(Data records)
■ ■ ■ ■ ■
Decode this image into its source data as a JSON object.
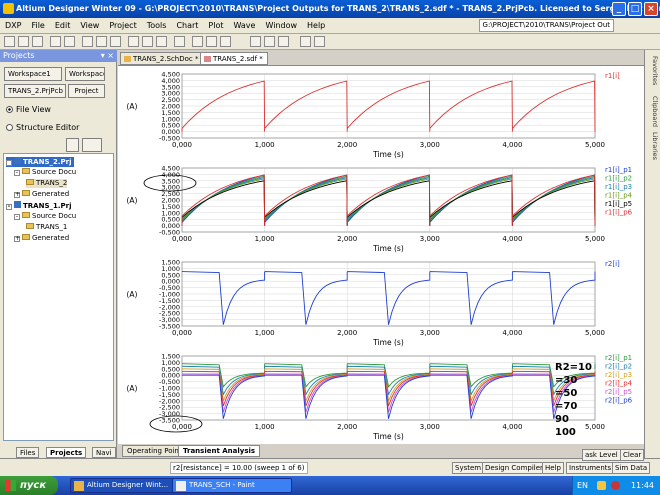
{
  "window": {
    "title": "Altium Designer Winter 09 - G:\\PROJECT\\2010\\TRANS\\Project Outputs for TRANS_2\\TRANS_2.sdf * - TRANS_2.PrjPcb. Licensed to Serge. Not signe..."
  },
  "menu": {
    "items": [
      "DXP",
      "File",
      "Edit",
      "View",
      "Project",
      "Tools",
      "Chart",
      "Plot",
      "Wave",
      "Window",
      "Help"
    ],
    "path": "G:\\PROJECT\\2010\\TRANS\\Project Out"
  },
  "projects_panel": {
    "title": "Projects",
    "workspace_select": "Workspace1",
    "workspace_button": "Workspace",
    "project_select": "TRANS_2.PrjPcb",
    "project_button": "Project",
    "file_view": "File View",
    "structure_editor": "Structure Editor",
    "tree": [
      "TRANS_2.Prj",
      "Source Docu",
      "TRANS_2",
      "Generated",
      "TRANS_1.Prj",
      "Source Docu",
      "TRANS_1",
      "Generated"
    ],
    "tabs": [
      "Files",
      "Projects",
      "Navi"
    ]
  },
  "doc_tabs": [
    "TRANS_2.SchDoc *",
    "TRANS_2.sdf *"
  ],
  "right_tabs": [
    "Favorites",
    "Clipboard",
    "Libraries"
  ],
  "bottom_tabs": [
    "Operating Point",
    "Transient Analysis"
  ],
  "status": {
    "sweep": "r2[resistance] = 10.00  (sweep 1 of 6)",
    "buttons": [
      "System",
      "Design Compiler",
      "Help",
      "Instruments",
      "Sim Data"
    ],
    "mask": "ask Level",
    "clear": "Clear"
  },
  "taskbar": {
    "start": "пуск",
    "tasks": [
      "Altium Designer Wint...",
      "TRANS_SCH - Paint"
    ],
    "lang": "EN",
    "time": "11:44"
  },
  "chart_data": [
    {
      "type": "line",
      "xlabel": "Time (s)",
      "ylabel": "(A)",
      "xlim": [
        0,
        5.0
      ],
      "xticks": [
        "0,000",
        "1,000",
        "2,000",
        "3,000",
        "4,000",
        "5,000"
      ],
      "yticks": [
        "4,500",
        "4,000",
        "3,500",
        "3,000",
        "2,500",
        "2,000",
        "1,500",
        "1,000",
        "0,500",
        "0,000",
        "-0,500"
      ],
      "ylim": [
        -0.5,
        4.5
      ],
      "series": [
        {
          "name": "r1[i]",
          "color": "#e03030",
          "shape": "ramp",
          "peaks": [
            3.95
          ]
        }
      ]
    },
    {
      "type": "line",
      "xlabel": "Time (s)",
      "ylabel": "(A)",
      "xlim": [
        0,
        5.0
      ],
      "xticks": [
        "0,000",
        "1,000",
        "2,000",
        "3,000",
        "4,000",
        "5,000"
      ],
      "yticks": [
        "4,500",
        "4,000",
        "3,500",
        "3,000",
        "2,500",
        "2,000",
        "1,500",
        "1,000",
        "0,500",
        "0,000",
        "-0,500"
      ],
      "ylim": [
        -0.5,
        4.5
      ],
      "series": [
        {
          "name": "r1[i]_p1",
          "color": "#1f3fd0",
          "shape": "ramp",
          "peaks": [
            3.95
          ]
        },
        {
          "name": "r1[i]_p2",
          "color": "#2a9a3a",
          "shape": "ramp",
          "peaks": [
            3.85
          ]
        },
        {
          "name": "r1[i]_p3",
          "color": "#1a7fb0",
          "shape": "ramp",
          "peaks": [
            3.75
          ]
        },
        {
          "name": "r1[i]_p4",
          "color": "#6a9a20",
          "shape": "ramp",
          "peaks": [
            3.65
          ]
        },
        {
          "name": "r1[i]_p5",
          "color": "#000000",
          "shape": "ramp",
          "peaks": [
            3.5
          ]
        },
        {
          "name": "r1[i]_p6",
          "color": "#e03030",
          "shape": "ramp",
          "peaks": [
            3.95
          ]
        }
      ]
    },
    {
      "type": "line",
      "xlabel": "Time (s)",
      "ylabel": "(A)",
      "xlim": [
        0,
        5.0
      ],
      "xticks": [
        "0,000",
        "1,000",
        "2,000",
        "3,000",
        "4,000",
        "5,000"
      ],
      "yticks": [
        "1,500",
        "1,000",
        "0,500",
        "0,000",
        "-0,500",
        "-1,000",
        "-1,500",
        "-2,000",
        "-2,500",
        "-3,000",
        "-3,500"
      ],
      "ylim": [
        -3.5,
        1.5
      ],
      "series": [
        {
          "name": "r2[i]",
          "color": "#1f3fd0",
          "shape": "decay",
          "peak": 0.75,
          "trough": -3.4
        }
      ]
    },
    {
      "type": "line",
      "xlabel": "Time (s)",
      "ylabel": "(A)",
      "xlim": [
        0,
        5.0
      ],
      "xticks": [
        "0,000",
        "1,000",
        "2,000",
        "3,000",
        "4,000",
        "5,000"
      ],
      "yticks": [
        "1,500",
        "1,000",
        "0,500",
        "0,000",
        "-0,500",
        "-1,000",
        "-1,500",
        "-2,000",
        "-2,500",
        "-3,000",
        "-3,500"
      ],
      "ylim": [
        -3.5,
        1.5
      ],
      "series": [
        {
          "name": "r2[i]_p1",
          "color": "#2a9a3a",
          "shape": "decay",
          "peak": 0.9,
          "trough": -0.9
        },
        {
          "name": "r2[i]_p2",
          "color": "#1a7fb0",
          "shape": "decay",
          "peak": 0.7,
          "trough": -1.5
        },
        {
          "name": "r2[i]_p3",
          "color": "#d0a020",
          "shape": "decay",
          "peak": 0.5,
          "trough": -2.0
        },
        {
          "name": "r2[i]_p4",
          "color": "#e03030",
          "shape": "decay",
          "peak": 0.3,
          "trough": -2.4
        },
        {
          "name": "r2[i]_p5",
          "color": "#d050d0",
          "shape": "decay",
          "peak": 0.1,
          "trough": -2.9
        },
        {
          "name": "r2[i]_p6",
          "color": "#1f3fd0",
          "shape": "decay",
          "peak": 0.0,
          "trough": -3.4
        }
      ],
      "annotation": [
        "R2=10",
        "=30",
        "=50",
        "=70",
        "90",
        "100"
      ]
    }
  ]
}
■ ■ ■ ■ ■
* **OBJECTIVE**
Each entry must be retyped word for word, with every image omitted.

* **ANSWER TO THE EXERCISE**
Decode this image into its source data as a JSON object.
{
  "window": {
    "title": "Altium Designer Winter 09 - G:\\PROJECT\\2010\\TRANS\\Project Outputs for TRANS_2\\TRANS_2.sdf * - TRANS_2.PrjPcb. Licensed to Serge. Not signe..."
  },
  "menu": {
    "items": [
      "DXP",
      "File",
      "Edit",
      "View",
      "Project",
      "Tools",
      "Chart",
      "Plot",
      "Wave",
      "Window",
      "Help"
    ],
    "path": "G:\\PROJECT\\2010\\TRANS\\Project Out"
  },
  "projects_panel": {
    "title": "Projects",
    "workspace_select": "Workspace1",
    "workspace_button": "Workspace",
    "project_select": "TRANS_2.PrjPcb",
    "project_button": "Project",
    "file_view": "File View",
    "structure_editor": "Structure Editor",
    "tree": [
      "TRANS_2.Prj",
      "Source Docu",
      "TRANS_2",
      "Generated",
      "TRANS_1.Prj",
      "Source Docu",
      "TRANS_1",
      "Generated"
    ],
    "tabs": [
      "Files",
      "Projects",
      "Navi"
    ]
  },
  "doc_tabs": [
    "TRANS_2.SchDoc *",
    "TRANS_2.sdf *"
  ],
  "right_tabs": [
    "Favorites",
    "Clipboard",
    "Libraries"
  ],
  "bottom_tabs": [
    "Operating Point",
    "Transient Analysis"
  ],
  "status": {
    "sweep": "r2[resistance] = 10.00  (sweep 1 of 6)",
    "buttons": [
      "System",
      "Design Compiler",
      "Help",
      "Instruments",
      "Sim Data"
    ],
    "mask": "ask Level",
    "clear": "Clear"
  },
  "taskbar": {
    "start": "пуск",
    "tasks": [
      "Altium Designer Wint...",
      "TRANS_SCH - Paint"
    ],
    "lang": "EN",
    "time": "11:44"
  },
  "chart_data": [
    {
      "type": "line",
      "xlabel": "Time (s)",
      "ylabel": "(A)",
      "xlim": [
        0,
        5.0
      ],
      "xticks": [
        "0,000",
        "1,000",
        "2,000",
        "3,000",
        "4,000",
        "5,000"
      ],
      "yticks": [
        "4,500",
        "4,000",
        "3,500",
        "3,000",
        "2,500",
        "2,000",
        "1,500",
        "1,000",
        "0,500",
        "0,000",
        "-0,500"
      ],
      "ylim": [
        -0.5,
        4.5
      ],
      "series": [
        {
          "name": "r1[i]",
          "color": "#e03030",
          "shape": "ramp",
          "peaks": [
            3.95
          ]
        }
      ]
    },
    {
      "type": "line",
      "xlabel": "Time (s)",
      "ylabel": "(A)",
      "xlim": [
        0,
        5.0
      ],
      "xticks": [
        "0,000",
        "1,000",
        "2,000",
        "3,000",
        "4,000",
        "5,000"
      ],
      "yticks": [
        "4,500",
        "4,000",
        "3,500",
        "3,000",
        "2,500",
        "2,000",
        "1,500",
        "1,000",
        "0,500",
        "0,000",
        "-0,500"
      ],
      "ylim": [
        -0.5,
        4.5
      ],
      "series": [
        {
          "name": "r1[i]_p1",
          "color": "#1f3fd0",
          "shape": "ramp",
          "peaks": [
            3.95
          ]
        },
        {
          "name": "r1[i]_p2",
          "color": "#2a9a3a",
          "shape": "ramp",
          "peaks": [
            3.85
          ]
        },
        {
          "name": "r1[i]_p3",
          "color": "#1a7fb0",
          "shape": "ramp",
          "peaks": [
            3.75
          ]
        },
        {
          "name": "r1[i]_p4",
          "color": "#6a9a20",
          "shape": "ramp",
          "peaks": [
            3.65
          ]
        },
        {
          "name": "r1[i]_p5",
          "color": "#000000",
          "shape": "ramp",
          "peaks": [
            3.5
          ]
        },
        {
          "name": "r1[i]_p6",
          "color": "#e03030",
          "shape": "ramp",
          "peaks": [
            3.95
          ]
        }
      ]
    },
    {
      "type": "line",
      "xlabel": "Time (s)",
      "ylabel": "(A)",
      "xlim": [
        0,
        5.0
      ],
      "xticks": [
        "0,000",
        "1,000",
        "2,000",
        "3,000",
        "4,000",
        "5,000"
      ],
      "yticks": [
        "1,500",
        "1,000",
        "0,500",
        "0,000",
        "-0,500",
        "-1,000",
        "-1,500",
        "-2,000",
        "-2,500",
        "-3,000",
        "-3,500"
      ],
      "ylim": [
        -3.5,
        1.5
      ],
      "series": [
        {
          "name": "r2[i]",
          "color": "#1f3fd0",
          "shape": "decay",
          "peak": 0.75,
          "trough": -3.4
        }
      ]
    },
    {
      "type": "line",
      "xlabel": "Time (s)",
      "ylabel": "(A)",
      "xlim": [
        0,
        5.0
      ],
      "xticks": [
        "0,000",
        "1,000",
        "2,000",
        "3,000",
        "4,000",
        "5,000"
      ],
      "yticks": [
        "1,500",
        "1,000",
        "0,500",
        "0,000",
        "-0,500",
        "-1,000",
        "-1,500",
        "-2,000",
        "-2,500",
        "-3,000",
        "-3,500"
      ],
      "ylim": [
        -3.5,
        1.5
      ],
      "series": [
        {
          "name": "r2[i]_p1",
          "color": "#2a9a3a",
          "shape": "decay",
          "peak": 0.9,
          "trough": -0.9
        },
        {
          "name": "r2[i]_p2",
          "color": "#1a7fb0",
          "shape": "decay",
          "peak": 0.7,
          "trough": -1.5
        },
        {
          "name": "r2[i]_p3",
          "color": "#d0a020",
          "shape": "decay",
          "peak": 0.5,
          "trough": -2.0
        },
        {
          "name": "r2[i]_p4",
          "color": "#e03030",
          "shape": "decay",
          "peak": 0.3,
          "trough": -2.4
        },
        {
          "name": "r2[i]_p5",
          "color": "#d050d0",
          "shape": "decay",
          "peak": 0.1,
          "trough": -2.9
        },
        {
          "name": "r2[i]_p6",
          "color": "#1f3fd0",
          "shape": "decay",
          "peak": 0.0,
          "trough": -3.4
        }
      ],
      "annotation": [
        "R2=10",
        "=30",
        "=50",
        "=70",
        "90",
        "100"
      ]
    }
  ]
}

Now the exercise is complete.